→ GIVEN RECORDS:
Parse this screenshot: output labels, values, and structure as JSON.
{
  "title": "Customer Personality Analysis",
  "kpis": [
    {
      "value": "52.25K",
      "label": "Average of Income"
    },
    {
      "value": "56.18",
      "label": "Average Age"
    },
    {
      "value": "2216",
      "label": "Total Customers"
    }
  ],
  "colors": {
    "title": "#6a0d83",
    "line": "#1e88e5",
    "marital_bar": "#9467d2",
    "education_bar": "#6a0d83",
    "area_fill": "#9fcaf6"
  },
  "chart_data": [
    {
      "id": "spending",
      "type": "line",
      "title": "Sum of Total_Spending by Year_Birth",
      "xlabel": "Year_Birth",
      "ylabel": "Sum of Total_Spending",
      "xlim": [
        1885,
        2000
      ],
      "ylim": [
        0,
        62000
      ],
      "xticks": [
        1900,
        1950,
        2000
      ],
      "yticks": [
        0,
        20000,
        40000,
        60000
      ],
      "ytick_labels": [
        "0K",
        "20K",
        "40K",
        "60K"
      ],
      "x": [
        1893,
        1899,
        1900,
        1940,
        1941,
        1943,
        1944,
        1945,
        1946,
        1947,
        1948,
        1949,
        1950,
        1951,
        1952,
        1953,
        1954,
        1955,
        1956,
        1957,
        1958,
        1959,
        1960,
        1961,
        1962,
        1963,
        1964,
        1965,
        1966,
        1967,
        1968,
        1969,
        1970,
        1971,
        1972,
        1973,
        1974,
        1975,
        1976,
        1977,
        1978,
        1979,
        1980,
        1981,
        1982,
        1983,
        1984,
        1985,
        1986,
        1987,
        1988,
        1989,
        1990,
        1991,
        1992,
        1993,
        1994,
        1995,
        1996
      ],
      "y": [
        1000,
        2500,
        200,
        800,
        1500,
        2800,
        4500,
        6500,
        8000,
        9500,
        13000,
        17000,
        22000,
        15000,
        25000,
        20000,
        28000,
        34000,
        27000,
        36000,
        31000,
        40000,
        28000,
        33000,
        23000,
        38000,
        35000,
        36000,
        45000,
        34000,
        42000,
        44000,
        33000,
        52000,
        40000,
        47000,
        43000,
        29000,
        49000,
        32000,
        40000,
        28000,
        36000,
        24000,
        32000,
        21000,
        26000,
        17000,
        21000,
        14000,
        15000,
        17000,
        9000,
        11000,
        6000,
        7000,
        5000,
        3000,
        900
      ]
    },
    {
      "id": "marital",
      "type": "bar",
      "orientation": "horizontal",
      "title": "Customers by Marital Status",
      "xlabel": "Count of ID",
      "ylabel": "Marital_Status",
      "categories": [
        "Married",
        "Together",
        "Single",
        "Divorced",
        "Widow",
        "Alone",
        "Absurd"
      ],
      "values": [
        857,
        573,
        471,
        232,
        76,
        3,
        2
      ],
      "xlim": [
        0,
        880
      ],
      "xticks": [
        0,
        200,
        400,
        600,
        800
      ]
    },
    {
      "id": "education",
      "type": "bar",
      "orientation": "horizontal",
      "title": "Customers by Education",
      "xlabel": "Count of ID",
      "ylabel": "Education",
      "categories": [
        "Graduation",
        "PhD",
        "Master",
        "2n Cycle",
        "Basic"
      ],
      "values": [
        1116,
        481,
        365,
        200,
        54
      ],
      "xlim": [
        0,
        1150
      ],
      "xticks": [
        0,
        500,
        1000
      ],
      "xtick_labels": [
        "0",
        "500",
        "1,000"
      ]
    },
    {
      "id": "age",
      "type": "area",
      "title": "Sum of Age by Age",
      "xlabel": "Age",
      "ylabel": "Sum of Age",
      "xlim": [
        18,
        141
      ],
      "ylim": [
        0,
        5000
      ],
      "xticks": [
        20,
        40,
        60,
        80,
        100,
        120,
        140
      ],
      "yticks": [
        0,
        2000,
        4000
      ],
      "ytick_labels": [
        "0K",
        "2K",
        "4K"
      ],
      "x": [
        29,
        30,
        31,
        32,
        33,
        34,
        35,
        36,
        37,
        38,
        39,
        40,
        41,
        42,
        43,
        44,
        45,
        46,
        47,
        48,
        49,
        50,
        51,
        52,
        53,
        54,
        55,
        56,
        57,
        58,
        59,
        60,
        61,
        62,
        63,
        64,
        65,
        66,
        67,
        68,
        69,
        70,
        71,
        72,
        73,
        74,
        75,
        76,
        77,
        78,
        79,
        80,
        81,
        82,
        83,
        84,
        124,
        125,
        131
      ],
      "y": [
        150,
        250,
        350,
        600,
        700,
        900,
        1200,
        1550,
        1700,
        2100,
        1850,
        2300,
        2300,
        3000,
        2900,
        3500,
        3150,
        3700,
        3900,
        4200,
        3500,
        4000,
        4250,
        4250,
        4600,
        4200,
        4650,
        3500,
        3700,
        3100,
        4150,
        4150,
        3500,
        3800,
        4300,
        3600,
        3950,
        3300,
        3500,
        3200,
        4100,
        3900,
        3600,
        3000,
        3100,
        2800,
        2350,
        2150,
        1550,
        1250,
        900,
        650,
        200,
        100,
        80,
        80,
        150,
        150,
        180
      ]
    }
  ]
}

→ TASK PROMPT: Each line of the listing should be copied exactly.

→ REPLY TO THE TASK:
Parse this screenshot: output labels, values, and structure as JSON.
{
  "title": "Customer Personality Analysis",
  "kpis": [
    {
      "value": "52.25K",
      "label": "Average of Income"
    },
    {
      "value": "56.18",
      "label": "Average Age"
    },
    {
      "value": "2216",
      "label": "Total Customers"
    }
  ],
  "colors": {
    "title": "#6a0d83",
    "line": "#1e88e5",
    "marital_bar": "#9467d2",
    "education_bar": "#6a0d83",
    "area_fill": "#9fcaf6"
  },
  "chart_data": [
    {
      "id": "spending",
      "type": "line",
      "title": "Sum of Total_Spending by Year_Birth",
      "xlabel": "Year_Birth",
      "ylabel": "Sum of Total_Spending",
      "xlim": [
        1885,
        2000
      ],
      "ylim": [
        0,
        62000
      ],
      "xticks": [
        1900,
        1950,
        2000
      ],
      "yticks": [
        0,
        20000,
        40000,
        60000
      ],
      "ytick_labels": [
        "0K",
        "20K",
        "40K",
        "60K"
      ],
      "x": [
        1893,
        1899,
        1900,
        1940,
        1941,
        1943,
        1944,
        1945,
        1946,
        1947,
        1948,
        1949,
        1950,
        1951,
        1952,
        1953,
        1954,
        1955,
        1956,
        1957,
        1958,
        1959,
        1960,
        1961,
        1962,
        1963,
        1964,
        1965,
        1966,
        1967,
        1968,
        1969,
        1970,
        1971,
        1972,
        1973,
        1974,
        1975,
        1976,
        1977,
        1978,
        1979,
        1980,
        1981,
        1982,
        1983,
        1984,
        1985,
        1986,
        1987,
        1988,
        1989,
        1990,
        1991,
        1992,
        1993,
        1994,
        1995,
        1996
      ],
      "y": [
        1000,
        2500,
        200,
        800,
        1500,
        2800,
        4500,
        6500,
        8000,
        9500,
        13000,
        17000,
        22000,
        15000,
        25000,
        20000,
        28000,
        34000,
        27000,
        36000,
        31000,
        40000,
        28000,
        33000,
        23000,
        38000,
        35000,
        36000,
        45000,
        34000,
        42000,
        44000,
        33000,
        52000,
        40000,
        47000,
        43000,
        29000,
        49000,
        32000,
        40000,
        28000,
        36000,
        24000,
        32000,
        21000,
        26000,
        17000,
        21000,
        14000,
        15000,
        17000,
        9000,
        11000,
        6000,
        7000,
        5000,
        3000,
        900
      ]
    },
    {
      "id": "marital",
      "type": "bar",
      "orientation": "horizontal",
      "title": "Customers by Marital Status",
      "xlabel": "Count of ID",
      "ylabel": "Marital_Status",
      "categories": [
        "Married",
        "Together",
        "Single",
        "Divorced",
        "Widow",
        "Alone",
        "Absurd"
      ],
      "values": [
        857,
        573,
        471,
        232,
        76,
        3,
        2
      ],
      "xlim": [
        0,
        880
      ],
      "xticks": [
        0,
        200,
        400,
        600,
        800
      ]
    },
    {
      "id": "education",
      "type": "bar",
      "orientation": "horizontal",
      "title": "Customers by Education",
      "xlabel": "Count of ID",
      "ylabel": "Education",
      "categories": [
        "Graduation",
        "PhD",
        "Master",
        "2n Cycle",
        "Basic"
      ],
      "values": [
        1116,
        481,
        365,
        200,
        54
      ],
      "xlim": [
        0,
        1150
      ],
      "xticks": [
        0,
        500,
        1000
      ],
      "xtick_labels": [
        "0",
        "500",
        "1,000"
      ]
    },
    {
      "id": "age",
      "type": "area",
      "title": "Sum of Age by Age",
      "xlabel": "Age",
      "ylabel": "Sum of Age",
      "xlim": [
        18,
        141
      ],
      "ylim": [
        0,
        5000
      ],
      "xticks": [
        20,
        40,
        60,
        80,
        100,
        120,
        140
      ],
      "yticks": [
        0,
        2000,
        4000
      ],
      "ytick_labels": [
        "0K",
        "2K",
        "4K"
      ],
      "x": [
        29,
        30,
        31,
        32,
        33,
        34,
        35,
        36,
        37,
        38,
        39,
        40,
        41,
        42,
        43,
        44,
        45,
        46,
        47,
        48,
        49,
        50,
        51,
        52,
        53,
        54,
        55,
        56,
        57,
        58,
        59,
        60,
        61,
        62,
        63,
        64,
        65,
        66,
        67,
        68,
        69,
        70,
        71,
        72,
        73,
        74,
        75,
        76,
        77,
        78,
        79,
        80,
        81,
        82,
        83,
        84,
        124,
        125,
        131
      ],
      "y": [
        150,
        250,
        350,
        600,
        700,
        900,
        1200,
        1550,
        1700,
        2100,
        1850,
        2300,
        2300,
        3000,
        2900,
        3500,
        3150,
        3700,
        3900,
        4200,
        3500,
        4000,
        4250,
        4250,
        4600,
        4200,
        4650,
        3500,
        3700,
        3100,
        4150,
        4150,
        3500,
        3800,
        4300,
        3600,
        3950,
        3300,
        3500,
        3200,
        4100,
        3900,
        3600,
        3000,
        3100,
        2800,
        2350,
        2150,
        1550,
        1250,
        900,
        650,
        200,
        100,
        80,
        80,
        150,
        150,
        180
      ]
    }
  ]
}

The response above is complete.